CONSIGNES ET EXIGENCES >>
Filtrez les enregistrements ci-dessous et recopiez chaque ligne qui contient la chaîne « 不以规矩 », en tenant compte de la casse.

# # #

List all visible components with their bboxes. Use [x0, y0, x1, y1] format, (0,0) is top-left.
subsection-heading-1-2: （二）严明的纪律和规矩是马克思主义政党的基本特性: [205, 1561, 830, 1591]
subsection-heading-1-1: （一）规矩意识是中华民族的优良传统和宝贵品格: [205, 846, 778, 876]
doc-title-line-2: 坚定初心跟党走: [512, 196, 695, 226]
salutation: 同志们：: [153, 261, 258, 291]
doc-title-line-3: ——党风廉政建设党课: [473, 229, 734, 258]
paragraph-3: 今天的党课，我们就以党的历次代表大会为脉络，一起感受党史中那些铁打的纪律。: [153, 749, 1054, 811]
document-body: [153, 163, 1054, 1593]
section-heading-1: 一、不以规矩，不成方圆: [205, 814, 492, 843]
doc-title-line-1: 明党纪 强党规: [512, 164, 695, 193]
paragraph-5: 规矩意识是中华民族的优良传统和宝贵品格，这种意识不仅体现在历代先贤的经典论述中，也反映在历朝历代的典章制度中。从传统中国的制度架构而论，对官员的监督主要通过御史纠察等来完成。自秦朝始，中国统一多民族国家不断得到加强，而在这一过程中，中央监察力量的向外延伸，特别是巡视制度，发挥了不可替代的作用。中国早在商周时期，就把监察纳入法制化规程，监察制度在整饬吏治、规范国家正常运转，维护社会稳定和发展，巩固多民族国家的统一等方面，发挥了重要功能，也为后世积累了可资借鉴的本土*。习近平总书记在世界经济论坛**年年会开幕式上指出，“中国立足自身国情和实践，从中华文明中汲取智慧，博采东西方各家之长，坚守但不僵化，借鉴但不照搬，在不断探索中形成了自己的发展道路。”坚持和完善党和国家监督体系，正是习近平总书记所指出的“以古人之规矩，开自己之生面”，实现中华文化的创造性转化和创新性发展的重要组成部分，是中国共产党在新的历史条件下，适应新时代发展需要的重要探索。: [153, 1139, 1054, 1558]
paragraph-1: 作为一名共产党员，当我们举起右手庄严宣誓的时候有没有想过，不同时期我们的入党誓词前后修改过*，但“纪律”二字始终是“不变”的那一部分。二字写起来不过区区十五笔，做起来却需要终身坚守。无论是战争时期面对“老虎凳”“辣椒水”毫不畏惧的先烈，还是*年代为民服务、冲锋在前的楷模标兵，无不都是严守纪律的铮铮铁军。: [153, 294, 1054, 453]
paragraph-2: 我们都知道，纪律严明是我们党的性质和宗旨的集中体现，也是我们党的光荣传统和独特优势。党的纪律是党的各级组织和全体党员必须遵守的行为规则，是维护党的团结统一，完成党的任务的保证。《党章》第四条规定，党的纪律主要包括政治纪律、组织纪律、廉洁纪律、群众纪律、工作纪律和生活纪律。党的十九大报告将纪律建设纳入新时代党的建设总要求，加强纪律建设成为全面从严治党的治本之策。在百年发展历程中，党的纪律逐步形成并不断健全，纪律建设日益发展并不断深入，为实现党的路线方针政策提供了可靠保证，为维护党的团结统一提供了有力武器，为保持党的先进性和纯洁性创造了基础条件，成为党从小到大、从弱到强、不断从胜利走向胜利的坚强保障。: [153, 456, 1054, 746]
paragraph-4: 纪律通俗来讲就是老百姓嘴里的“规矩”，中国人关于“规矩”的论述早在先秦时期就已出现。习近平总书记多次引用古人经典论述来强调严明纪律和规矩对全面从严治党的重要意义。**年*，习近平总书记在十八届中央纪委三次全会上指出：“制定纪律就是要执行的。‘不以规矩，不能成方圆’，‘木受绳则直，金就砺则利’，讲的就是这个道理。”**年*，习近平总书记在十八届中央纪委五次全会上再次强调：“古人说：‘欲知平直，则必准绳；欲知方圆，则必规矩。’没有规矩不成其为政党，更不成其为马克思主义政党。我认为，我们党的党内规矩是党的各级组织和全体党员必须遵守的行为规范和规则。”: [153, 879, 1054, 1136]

# # #

RÉPONSE >>
section-heading-1: 一、不以规矩，不成方圆: [205, 814, 492, 843]
paragraph-4: 纪律通俗来讲就是老百姓嘴里的“规矩”，中国人关于“规矩”的论述早在先秦时期就已出现。习近平总书记多次引用古人经典论述来强调严明纪律和规矩对全面从严治党的重要意义。**年*，习近平总书记在十八届中央纪委三次全会上指出：“制定纪律就是要执行的。‘不以规矩，不能成方圆’，‘木受绳则直，金就砺则利’，讲的就是这个道理。”**年*，习近平总书记在十八届中央纪委五次全会上再次强调：“古人说：‘欲知平直，则必准绳；欲知方圆，则必规矩。’没有规矩不成其为政党，更不成其为马克思主义政党。我认为，我们党的党内规矩是党的各级组织和全体党员必须遵守的行为规范和规则。”: [153, 879, 1054, 1136]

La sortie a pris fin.